[AVAILABLE DATA]:
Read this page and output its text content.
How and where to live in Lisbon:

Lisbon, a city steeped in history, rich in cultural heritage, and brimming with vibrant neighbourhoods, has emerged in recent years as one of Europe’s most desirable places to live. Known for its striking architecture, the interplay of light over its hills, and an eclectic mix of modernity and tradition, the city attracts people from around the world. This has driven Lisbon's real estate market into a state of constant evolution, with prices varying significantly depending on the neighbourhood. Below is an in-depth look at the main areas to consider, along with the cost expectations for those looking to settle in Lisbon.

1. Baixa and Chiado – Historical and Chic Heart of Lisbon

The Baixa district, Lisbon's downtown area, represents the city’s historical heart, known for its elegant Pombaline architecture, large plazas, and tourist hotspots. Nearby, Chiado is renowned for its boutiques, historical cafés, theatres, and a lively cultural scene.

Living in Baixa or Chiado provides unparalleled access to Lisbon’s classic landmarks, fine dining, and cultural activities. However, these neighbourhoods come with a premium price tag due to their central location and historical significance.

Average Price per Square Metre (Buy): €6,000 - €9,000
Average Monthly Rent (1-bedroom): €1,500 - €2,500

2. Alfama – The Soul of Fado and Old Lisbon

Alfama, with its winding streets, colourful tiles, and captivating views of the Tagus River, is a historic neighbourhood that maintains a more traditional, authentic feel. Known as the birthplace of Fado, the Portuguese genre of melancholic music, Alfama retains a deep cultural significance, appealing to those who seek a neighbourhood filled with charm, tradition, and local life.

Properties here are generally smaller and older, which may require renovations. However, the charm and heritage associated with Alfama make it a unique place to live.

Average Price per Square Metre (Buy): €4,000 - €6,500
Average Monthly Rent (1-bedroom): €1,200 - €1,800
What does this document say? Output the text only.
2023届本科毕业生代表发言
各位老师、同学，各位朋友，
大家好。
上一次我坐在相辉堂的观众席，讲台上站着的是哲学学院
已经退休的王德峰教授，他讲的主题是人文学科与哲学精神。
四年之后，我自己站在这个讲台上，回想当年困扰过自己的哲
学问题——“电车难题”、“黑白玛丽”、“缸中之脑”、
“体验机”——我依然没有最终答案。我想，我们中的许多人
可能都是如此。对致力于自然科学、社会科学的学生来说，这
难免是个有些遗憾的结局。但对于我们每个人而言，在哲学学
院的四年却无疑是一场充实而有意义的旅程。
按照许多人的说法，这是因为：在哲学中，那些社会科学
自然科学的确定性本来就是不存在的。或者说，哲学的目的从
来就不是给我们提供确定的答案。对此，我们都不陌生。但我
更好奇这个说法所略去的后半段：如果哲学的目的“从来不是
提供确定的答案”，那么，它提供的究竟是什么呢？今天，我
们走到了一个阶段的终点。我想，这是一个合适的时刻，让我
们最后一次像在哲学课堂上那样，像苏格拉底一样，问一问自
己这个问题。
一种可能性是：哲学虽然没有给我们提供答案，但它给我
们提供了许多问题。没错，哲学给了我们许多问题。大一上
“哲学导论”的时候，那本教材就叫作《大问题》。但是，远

[TASK REQUIREMENTS]:
Above are some records. Print them all exactly.

[EXERCISE SOLUTION]:
Read this page and output its text content.
How and where to live in Lisbon:

Lisbon, a city steeped in history, rich in cultural heritage, and brimming with vibrant neighbourhoods, has emerged in recent years as one of Europe’s most desirable places to live. Known for its striking architecture, the interplay of light over its hills, and an eclectic mix of modernity and tradition, the city attracts people from around the world. This has driven Lisbon's real estate market into a state of constant evolution, with prices varying significantly depending on the neighbourhood. Below is an in-depth look at the main areas to consider, along with the cost expectations for those looking to settle in Lisbon.

1. Baixa and Chiado – Historical and Chic Heart of Lisbon

The Baixa district, Lisbon's downtown area, represents the city’s historical heart, known for its elegant Pombaline architecture, large plazas, and tourist hotspots. Nearby, Chiado is renowned for its boutiques, historical cafés, theatres, and a lively cultural scene.

Living in Baixa or Chiado provides unparalleled access to Lisbon’s classic landmarks, fine dining, and cultural activities. However, these neighbourhoods come with a premium price tag due to their central location and historical significance.

Average Price per Square Metre (Buy): €6,000 - €9,000
Average Monthly Rent (1-bedroom): €1,500 - €2,500

2. Alfama – The Soul of Fado and Old Lisbon

Alfama, with its winding streets, colourful tiles, and captivating views of the Tagus River, is a historic neighbourhood that maintains a more traditional, authentic feel. Known as the birthplace of Fado, the Portuguese genre of melancholic music, Alfama retains a deep cultural significance, appealing to those who seek a neighbourhood filled with charm, tradition, and local life.

Properties here are generally smaller and older, which may require renovations. However, the charm and heritage associated with Alfama make it a unique place to live.

Average Price per Square Metre (Buy): €4,000 - €6,500
Average Monthly Rent (1-bedroom): €1,200 - €1,800
What does this document say? Output the text only.
2023届本科毕业生代表发言
各位老师、同学，各位朋友，
大家好。
上一次我坐在相辉堂的观众席，讲台上站着的是哲学学院
已经退休的王德峰教授，他讲的主题是人文学科与哲学精神。
四年之后，我自己站在这个讲台上，回想当年困扰过自己的哲
学问题——“电车难题”、“黑白玛丽”、“缸中之脑”、
“体验机”——我依然没有最终答案。我想，我们中的许多人
可能都是如此。对致力于自然科学、社会科学的学生来说，这
难免是个有些遗憾的结局。但对于我们每个人而言，在哲学学
院的四年却无疑是一场充实而有意义的旅程。
按照许多人的说法，这是因为：在哲学中，那些社会科学
自然科学的确定性本来就是不存在的。或者说，哲学的目的从
来就不是给我们提供确定的答案。对此，我们都不陌生。但我
更好奇这个说法所略去的后半段：如果哲学的目的“从来不是
提供确定的答案”，那么，它提供的究竟是什么呢？今天，我
们走到了一个阶段的终点。我想，这是一个合适的时刻，让我
们最后一次像在哲学课堂上那样，像苏格拉底一样，问一问自
己这个问题。
一种可能性是：哲学虽然没有给我们提供答案，但它给我
们提供了许多问题。没错，哲学给了我们许多问题。大一上
“哲学导论”的时候，那本教材就叫作《大问题》。但是，远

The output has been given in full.